begin TEXT EXTRACT

Porters and Stouts come from the very same English family brewing tree, and rose to local popularity in the 18th century. England was the reigning sea power, and it was inevitable that these trendy beers would be shipped abroad; export markets soon were opened in Tsarist Russia and Hanseatic port cities astride the maritime route to St. Petersburg. In time, Porters and Stouts spawned numerous local imitators along the shores of the blustery Baltic.

Seems that economic localism was alive, even then.

At first, like other beers of the time, top-fermenting ale yeast was used to brew them. Later, as German bottom-fermenting (lager) brewing methods and technology spread throughout Europe, the same strong, dark beers continued to be produced, but mostly with malts, hops and bottom-fermenting yeasts deriving from the German, not British, brewing ethos.

Today, the Baltic Porter style is flexible, and can be made as an ale or a lager. NABC’s Solidarity is top-fermented, and brewed for greater unity.

22-oz bombers of Solidarity will be available in Indiana and metropolitan Louisville on the Kentucky side of the Ohio. A limited amount of draft will be allocated, and of course, it can be enjoyed in all forms at NABC’s two New Albanian locations.

Solidarity

Baltic Porter

ABV: 8%

IBU: 30

Color: Burnished mahogany.

Flavor: Medium- to full-bodied, with decided maltiness, no roasted malt flavor, and an elegant, clean character with very subtle hints of fruit.

Compare to: Okocim Porter, Zwiec Porter, Sinebrychoff Porter

Description: Baltic Porter is the surest way to tip your hat to the activists in the Solidarity independent trade union in Poland, and it is a robust reminder of Baltic foresight in activism and strong beer.

Recipe Suggestion: Pour Solidarity from growler or bomber bottle into a heavy glass mug. Slice a kosher dill pickle. Chop onions to garnish kippers that have been laid atop thick, dense rye bread. Consider topping the open face sandwich with slices of hardboiled egg. Eat, drink and explore the primeval.

end TEXT EXTRACT

__JOB A__
Repeat the part of the Baltic Porter text starting with "Porters and Stouts come" and going on through "alive, even then.".
__JOB B__
In the Baltic Porter text, which three beers are listed for comparison with Solidarity?

begin RECORD SET

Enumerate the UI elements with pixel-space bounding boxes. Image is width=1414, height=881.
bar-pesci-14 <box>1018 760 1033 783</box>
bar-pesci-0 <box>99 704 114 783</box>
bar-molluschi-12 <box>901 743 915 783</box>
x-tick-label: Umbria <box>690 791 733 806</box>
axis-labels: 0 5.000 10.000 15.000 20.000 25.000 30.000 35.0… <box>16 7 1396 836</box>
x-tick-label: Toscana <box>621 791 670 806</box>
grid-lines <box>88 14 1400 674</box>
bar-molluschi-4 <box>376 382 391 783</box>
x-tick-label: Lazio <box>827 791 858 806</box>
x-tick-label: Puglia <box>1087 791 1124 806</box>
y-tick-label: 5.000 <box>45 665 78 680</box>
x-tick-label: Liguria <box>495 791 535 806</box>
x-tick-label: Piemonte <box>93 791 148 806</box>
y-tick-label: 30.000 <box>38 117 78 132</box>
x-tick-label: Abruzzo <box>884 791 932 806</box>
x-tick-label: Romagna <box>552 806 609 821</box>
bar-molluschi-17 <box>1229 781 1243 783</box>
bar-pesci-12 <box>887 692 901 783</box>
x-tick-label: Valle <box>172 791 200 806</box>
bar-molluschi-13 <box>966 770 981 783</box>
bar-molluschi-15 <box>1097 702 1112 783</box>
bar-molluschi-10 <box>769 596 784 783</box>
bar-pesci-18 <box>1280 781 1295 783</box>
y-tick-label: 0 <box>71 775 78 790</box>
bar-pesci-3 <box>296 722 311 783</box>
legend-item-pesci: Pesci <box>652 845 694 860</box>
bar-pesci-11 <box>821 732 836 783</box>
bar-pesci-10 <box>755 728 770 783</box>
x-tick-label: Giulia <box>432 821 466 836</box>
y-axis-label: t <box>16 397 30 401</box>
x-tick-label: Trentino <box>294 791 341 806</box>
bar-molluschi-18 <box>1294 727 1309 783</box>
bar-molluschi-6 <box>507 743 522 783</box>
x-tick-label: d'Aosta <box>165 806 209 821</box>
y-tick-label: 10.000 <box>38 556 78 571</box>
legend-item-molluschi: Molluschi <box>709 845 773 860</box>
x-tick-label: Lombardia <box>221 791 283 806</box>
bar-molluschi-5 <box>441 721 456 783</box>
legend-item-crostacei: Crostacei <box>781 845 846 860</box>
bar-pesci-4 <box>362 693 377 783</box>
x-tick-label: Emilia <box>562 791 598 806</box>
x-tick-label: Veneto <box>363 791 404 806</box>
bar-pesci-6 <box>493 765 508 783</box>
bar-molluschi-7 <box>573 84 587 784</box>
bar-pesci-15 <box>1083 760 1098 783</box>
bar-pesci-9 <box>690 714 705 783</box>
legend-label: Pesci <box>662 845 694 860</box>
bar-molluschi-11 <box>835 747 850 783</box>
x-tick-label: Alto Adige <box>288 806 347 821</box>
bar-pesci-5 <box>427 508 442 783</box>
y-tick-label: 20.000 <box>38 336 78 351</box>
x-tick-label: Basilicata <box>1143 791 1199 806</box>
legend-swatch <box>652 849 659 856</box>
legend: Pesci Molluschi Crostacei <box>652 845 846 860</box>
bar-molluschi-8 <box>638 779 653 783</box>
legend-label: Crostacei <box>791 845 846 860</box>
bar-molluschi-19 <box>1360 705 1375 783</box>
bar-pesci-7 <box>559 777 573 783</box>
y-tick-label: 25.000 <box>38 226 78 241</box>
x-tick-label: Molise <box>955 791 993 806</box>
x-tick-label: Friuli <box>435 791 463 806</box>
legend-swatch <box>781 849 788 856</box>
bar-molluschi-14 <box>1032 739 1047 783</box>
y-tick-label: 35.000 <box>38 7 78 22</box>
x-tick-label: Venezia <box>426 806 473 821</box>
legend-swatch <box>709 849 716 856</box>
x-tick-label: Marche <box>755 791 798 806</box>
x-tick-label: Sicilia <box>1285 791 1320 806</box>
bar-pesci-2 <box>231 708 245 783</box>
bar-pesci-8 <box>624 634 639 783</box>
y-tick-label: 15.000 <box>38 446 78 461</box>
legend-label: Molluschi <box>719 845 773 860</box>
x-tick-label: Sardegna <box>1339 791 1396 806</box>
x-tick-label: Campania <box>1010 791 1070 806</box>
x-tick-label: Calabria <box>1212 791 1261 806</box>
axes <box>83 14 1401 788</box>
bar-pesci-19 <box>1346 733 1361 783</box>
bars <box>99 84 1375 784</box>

end RECORD SET

__EXPECTED OUTPUT A__
Porters and Stouts come from the very same English family brewing tree, and rose to local popularity in the 18th century. England was the reigning sea power, and it was inevitable that these trendy beers would be shipped abroad; export markets soon were opened in Tsarist Russia and Hanseatic port cities astride the maritime route to St. Petersburg. In time, Porters and Stouts spawned numerous local imitators along the shores of the blustery Baltic.

Seems that economic localism was alive, even then.

__EXPECTED OUTPUT B__
Okocim Porter, Zwiec Porter, and Sinebrychoff Porter.